> [PROMPT] Select from the data all lines with the word "tantummodo".

Excerpt from a dataset:
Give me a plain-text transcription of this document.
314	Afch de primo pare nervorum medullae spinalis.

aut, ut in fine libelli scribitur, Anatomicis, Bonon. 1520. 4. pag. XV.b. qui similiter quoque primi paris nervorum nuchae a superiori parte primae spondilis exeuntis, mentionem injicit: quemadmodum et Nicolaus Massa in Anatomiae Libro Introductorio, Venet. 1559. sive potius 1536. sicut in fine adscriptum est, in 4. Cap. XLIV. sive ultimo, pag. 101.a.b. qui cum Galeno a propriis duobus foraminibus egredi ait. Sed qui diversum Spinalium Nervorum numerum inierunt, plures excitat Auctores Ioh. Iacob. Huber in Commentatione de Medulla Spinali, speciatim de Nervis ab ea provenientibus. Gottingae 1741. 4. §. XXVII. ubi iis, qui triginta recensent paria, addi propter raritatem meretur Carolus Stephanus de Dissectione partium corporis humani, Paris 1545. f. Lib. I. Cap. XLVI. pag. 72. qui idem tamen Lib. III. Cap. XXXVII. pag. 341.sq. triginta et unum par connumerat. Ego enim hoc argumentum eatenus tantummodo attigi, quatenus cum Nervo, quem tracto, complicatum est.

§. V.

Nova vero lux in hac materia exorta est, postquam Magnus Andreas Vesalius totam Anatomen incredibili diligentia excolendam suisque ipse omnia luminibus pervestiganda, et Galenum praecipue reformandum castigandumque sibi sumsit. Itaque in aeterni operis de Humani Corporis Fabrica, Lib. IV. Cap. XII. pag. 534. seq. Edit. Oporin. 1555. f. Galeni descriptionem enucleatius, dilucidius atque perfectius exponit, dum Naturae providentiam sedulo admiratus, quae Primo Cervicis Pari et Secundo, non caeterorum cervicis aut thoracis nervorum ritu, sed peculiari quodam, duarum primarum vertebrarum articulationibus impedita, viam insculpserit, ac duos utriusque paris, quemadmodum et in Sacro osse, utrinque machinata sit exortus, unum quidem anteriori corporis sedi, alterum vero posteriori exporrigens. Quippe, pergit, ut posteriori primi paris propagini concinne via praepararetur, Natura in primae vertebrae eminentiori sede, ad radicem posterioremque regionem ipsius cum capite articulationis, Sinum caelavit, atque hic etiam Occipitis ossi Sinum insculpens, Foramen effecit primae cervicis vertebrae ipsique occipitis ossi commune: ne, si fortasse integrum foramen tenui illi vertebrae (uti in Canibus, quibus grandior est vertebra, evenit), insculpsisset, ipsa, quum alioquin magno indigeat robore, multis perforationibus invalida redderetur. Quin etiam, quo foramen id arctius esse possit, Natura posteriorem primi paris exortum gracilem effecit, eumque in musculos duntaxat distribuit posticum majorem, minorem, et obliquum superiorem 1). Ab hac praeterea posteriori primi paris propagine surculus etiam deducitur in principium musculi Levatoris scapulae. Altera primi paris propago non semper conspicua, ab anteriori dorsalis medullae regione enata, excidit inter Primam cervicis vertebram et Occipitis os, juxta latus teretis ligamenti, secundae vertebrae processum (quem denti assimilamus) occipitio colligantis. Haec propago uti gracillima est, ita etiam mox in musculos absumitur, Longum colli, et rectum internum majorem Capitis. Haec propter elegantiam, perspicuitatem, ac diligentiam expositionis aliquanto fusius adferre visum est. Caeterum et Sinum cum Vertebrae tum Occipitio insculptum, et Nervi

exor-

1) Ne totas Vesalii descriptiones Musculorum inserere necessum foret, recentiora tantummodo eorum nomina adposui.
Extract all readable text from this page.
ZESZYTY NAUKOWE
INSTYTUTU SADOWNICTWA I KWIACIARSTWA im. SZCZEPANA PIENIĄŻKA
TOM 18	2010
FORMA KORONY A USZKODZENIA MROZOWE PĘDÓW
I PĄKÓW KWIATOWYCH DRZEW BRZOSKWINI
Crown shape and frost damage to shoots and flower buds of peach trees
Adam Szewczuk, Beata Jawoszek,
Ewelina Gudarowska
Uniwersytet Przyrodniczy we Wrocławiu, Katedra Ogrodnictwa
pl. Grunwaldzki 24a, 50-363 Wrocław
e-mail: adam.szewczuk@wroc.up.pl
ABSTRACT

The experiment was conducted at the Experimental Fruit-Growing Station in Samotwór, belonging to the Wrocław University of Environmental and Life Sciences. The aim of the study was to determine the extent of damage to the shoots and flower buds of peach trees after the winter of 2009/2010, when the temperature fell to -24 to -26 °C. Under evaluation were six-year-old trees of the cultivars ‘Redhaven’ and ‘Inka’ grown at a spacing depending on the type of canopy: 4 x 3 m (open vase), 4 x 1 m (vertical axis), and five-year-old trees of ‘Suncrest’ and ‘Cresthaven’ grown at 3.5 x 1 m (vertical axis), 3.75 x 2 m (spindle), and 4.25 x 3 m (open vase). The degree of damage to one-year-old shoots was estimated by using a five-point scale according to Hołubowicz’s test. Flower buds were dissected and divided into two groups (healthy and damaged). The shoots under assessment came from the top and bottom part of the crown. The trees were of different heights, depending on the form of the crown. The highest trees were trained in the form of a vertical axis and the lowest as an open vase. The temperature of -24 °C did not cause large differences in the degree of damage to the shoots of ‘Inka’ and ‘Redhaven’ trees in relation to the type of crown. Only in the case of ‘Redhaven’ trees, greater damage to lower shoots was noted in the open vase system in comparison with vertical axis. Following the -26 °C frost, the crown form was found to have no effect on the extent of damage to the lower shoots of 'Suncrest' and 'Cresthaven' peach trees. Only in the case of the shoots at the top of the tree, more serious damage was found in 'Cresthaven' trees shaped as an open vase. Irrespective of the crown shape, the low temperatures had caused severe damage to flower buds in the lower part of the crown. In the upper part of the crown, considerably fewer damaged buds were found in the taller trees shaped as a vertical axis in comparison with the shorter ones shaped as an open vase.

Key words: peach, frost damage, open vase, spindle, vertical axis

> [SOLUTION FOR THIS PROBLEM]
aut, ut in fine libelli scribitur, Anatomicis, Bonon. 1520. 4. pag. XV.b. qui similiter quoque primi paris nervorum nuchae a superiori parte primae spondilis exeuntis, mentionem injicit: quemadmodum et Nicolaus Massa in Anatomiae Libro Introductorio, Venet. 1559. sive potius 1536. sicut in fine adscriptum est, in 4. Cap. XLIV. sive ultimo, pag. 101.a.b. qui cum Galeno a propriis duobus foraminibus egredi ait. Sed qui diversum Spinalium Nervorum numerum inierunt, plures excitat Auctores Ioh. Iacob. Huber in Commentatione de Medulla Spinali, speciatim de Nervis ab ea provenientibus. Gottingae 1741. 4. §. XXVII. ubi iis, qui triginta recensent paria, addi propter raritatem meretur Carolus Stephanus de Dissectione partium corporis humani, Paris 1545. f. Lib. I. Cap. XLVI. pag. 72. qui idem tamen Lib. III. Cap. XXXVII. pag. 341.sq. triginta et unum par connumerat. Ego enim hoc argumentum eatenus tantummodo attigi, quatenus cum Nervo, quem tracto, complicatum est.
1) Ne totas Vesalii descriptiones Musculorum inserere necessum foret, recentiora tantummodo eorum nomina adposui.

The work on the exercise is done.